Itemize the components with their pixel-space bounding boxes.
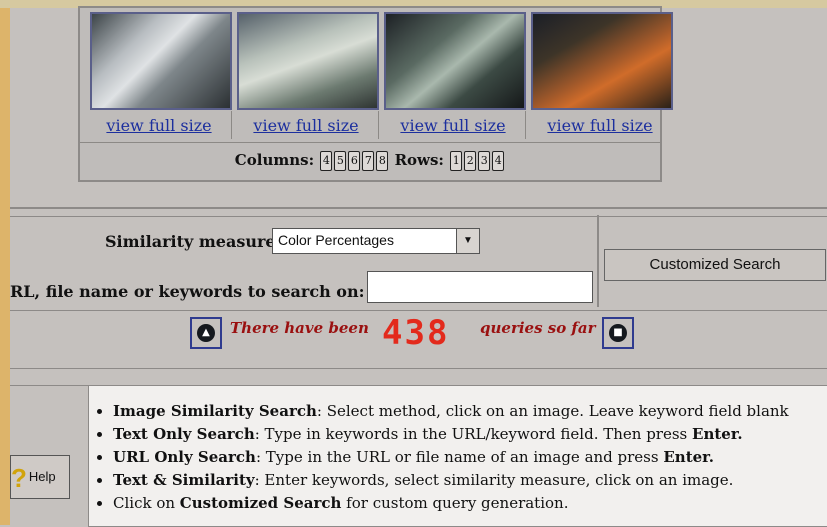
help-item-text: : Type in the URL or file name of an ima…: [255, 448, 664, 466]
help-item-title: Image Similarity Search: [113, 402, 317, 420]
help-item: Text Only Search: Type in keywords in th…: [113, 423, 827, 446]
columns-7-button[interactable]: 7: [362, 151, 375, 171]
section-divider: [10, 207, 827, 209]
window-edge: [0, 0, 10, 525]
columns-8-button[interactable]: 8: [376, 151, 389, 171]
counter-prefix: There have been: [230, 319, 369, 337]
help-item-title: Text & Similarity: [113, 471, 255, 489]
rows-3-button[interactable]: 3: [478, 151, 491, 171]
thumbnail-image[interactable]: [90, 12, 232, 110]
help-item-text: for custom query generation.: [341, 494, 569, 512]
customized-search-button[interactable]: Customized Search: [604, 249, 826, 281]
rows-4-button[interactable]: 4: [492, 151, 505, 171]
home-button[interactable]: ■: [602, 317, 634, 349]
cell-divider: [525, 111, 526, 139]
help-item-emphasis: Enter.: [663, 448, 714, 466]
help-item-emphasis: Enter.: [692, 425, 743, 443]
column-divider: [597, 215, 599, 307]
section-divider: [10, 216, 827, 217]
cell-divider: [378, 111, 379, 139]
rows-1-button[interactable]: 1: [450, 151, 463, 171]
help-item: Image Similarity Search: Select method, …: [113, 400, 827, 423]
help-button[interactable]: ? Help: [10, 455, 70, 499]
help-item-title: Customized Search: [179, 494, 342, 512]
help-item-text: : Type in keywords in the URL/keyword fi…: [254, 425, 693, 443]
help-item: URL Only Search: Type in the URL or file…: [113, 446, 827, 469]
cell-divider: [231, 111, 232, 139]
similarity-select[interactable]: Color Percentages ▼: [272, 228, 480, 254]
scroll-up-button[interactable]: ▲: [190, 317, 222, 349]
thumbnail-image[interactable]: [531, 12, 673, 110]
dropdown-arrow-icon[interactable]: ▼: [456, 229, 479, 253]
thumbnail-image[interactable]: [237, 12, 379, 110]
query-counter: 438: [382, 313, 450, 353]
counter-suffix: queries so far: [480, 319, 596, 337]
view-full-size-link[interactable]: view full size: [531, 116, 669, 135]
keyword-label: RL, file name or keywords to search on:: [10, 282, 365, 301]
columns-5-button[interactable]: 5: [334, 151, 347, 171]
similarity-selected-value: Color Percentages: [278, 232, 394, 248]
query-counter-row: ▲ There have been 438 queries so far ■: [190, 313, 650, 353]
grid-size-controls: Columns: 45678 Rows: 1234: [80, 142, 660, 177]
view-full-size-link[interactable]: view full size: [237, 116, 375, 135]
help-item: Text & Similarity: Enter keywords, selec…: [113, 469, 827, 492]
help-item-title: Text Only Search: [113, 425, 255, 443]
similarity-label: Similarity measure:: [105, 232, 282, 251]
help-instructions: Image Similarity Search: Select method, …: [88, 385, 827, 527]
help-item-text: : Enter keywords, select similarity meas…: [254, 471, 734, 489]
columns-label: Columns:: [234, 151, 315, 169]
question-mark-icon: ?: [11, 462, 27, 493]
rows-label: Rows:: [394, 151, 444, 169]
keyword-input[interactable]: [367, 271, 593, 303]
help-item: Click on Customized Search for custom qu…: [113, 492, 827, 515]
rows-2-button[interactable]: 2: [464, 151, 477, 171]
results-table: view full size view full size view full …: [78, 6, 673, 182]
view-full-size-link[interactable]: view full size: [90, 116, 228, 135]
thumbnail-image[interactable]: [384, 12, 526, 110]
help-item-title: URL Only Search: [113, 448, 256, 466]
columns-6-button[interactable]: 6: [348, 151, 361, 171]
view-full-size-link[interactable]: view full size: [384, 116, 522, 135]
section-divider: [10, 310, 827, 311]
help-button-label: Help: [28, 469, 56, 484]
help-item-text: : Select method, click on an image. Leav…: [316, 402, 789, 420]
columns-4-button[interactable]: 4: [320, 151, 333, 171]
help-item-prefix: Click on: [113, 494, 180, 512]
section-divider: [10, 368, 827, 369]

==

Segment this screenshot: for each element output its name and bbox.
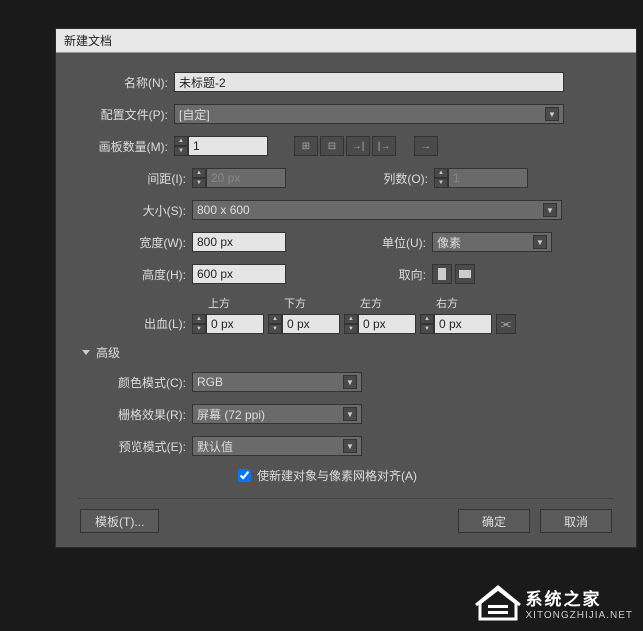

### [EXERCISE TASK]
Convert the lines between the one holding "Itemize the components" and the one holding "help-item: Text Only", inclusive, into a JSON list of strings with one string per line, leaving out blank lines and the pictures.

### [SOLUTION TO THIS EXERCISE]
[
  "Itemize the components with their pixel-space bounding boxes.",
  "help-item-text: : Type in the URL or file name of an ima…: [255, 448, 664, 466]",
  "help-item-title: Image Similarity Search: [113, 402, 317, 420]",
  "help-item: Text Only Search: Type in keywords in th…: [113, 423, 827, 446]"
]